| INSTRUCTIONS FOR THE TASK |
Gather all lines containing the string "program" and copy them out.

| RECORDS FOR THIS EXERCISE |
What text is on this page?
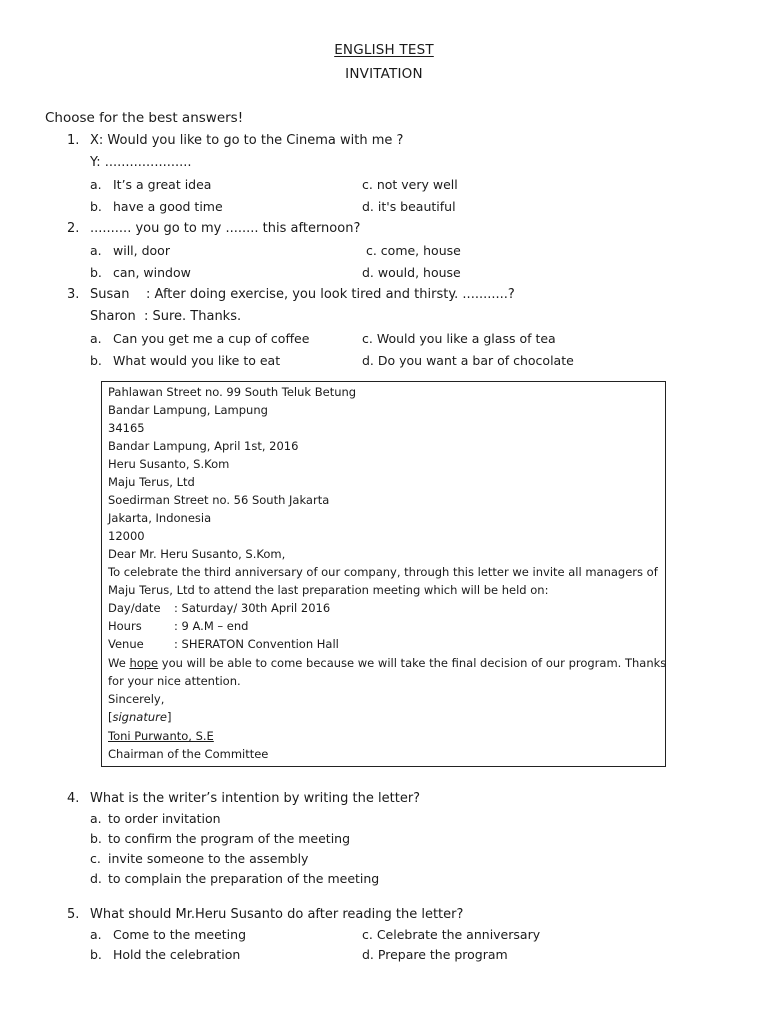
ENGLISH TEST
INVITATION
Choose for the best answers!
1. X: Would you like to go to the Cinema with me ?
Y: .....................
a. It’s a great idea
b. have a good time
c. not very well
d. it's beautiful
2. .......... you go to my ........ this afternoon?
a. will, door
b. can, window
c. come, house
d. would, house
3. Susan    : After doing exercise, you look tired and thirsty. ...........?
Sharon  : Sure. Thanks.
a. Can you get me a cup of coffee
b. What would you like to eat
c. Would you like a glass of tea
d. Do you want a bar of chocolate
Pahlawan Street no. 99 South Teluk Betung
Bandar Lampung, Lampung
34165
Bandar Lampung, April 1st, 2016
Heru Susanto, S.Kom
Maju Terus, Ltd
Soedirman Street no. 56 South Jakarta
Jakarta, Indonesia
12000
Dear Mr. Heru Susanto, S.Kom,
To celebrate the third anniversary of our company, through this letter we invite all managers of
Maju Terus, Ltd to attend the last preparation meeting which will be held on:
Day/date : Saturday/ 30th April 2016
Hours	: 9 A.M – end
Venue	: SHERATON Convention Hall
We hope you will be able to come because we will take the final decision of our program. Thanks
for your nice attention.
Sincerely,
[signature]
Toni Purwanto, S.E
Chairman of the Committee
4. What is the writer’s intention by writing the letter?
a. to order invitation
b. to confirm the program of the meeting
c. invite someone to the assembly
d. to complain the preparation of the meeting
5. What should Mr.Heru Susanto do after reading the letter?
a. Come to the meeting
b. Hold the celebration
c. Celebrate the anniversary
d. Prepare the program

| THE ANSWER |
We hope you will be able to come because we will take the final decision of our program. Thanks
b. to confirm the program of the meeting
d. Prepare the program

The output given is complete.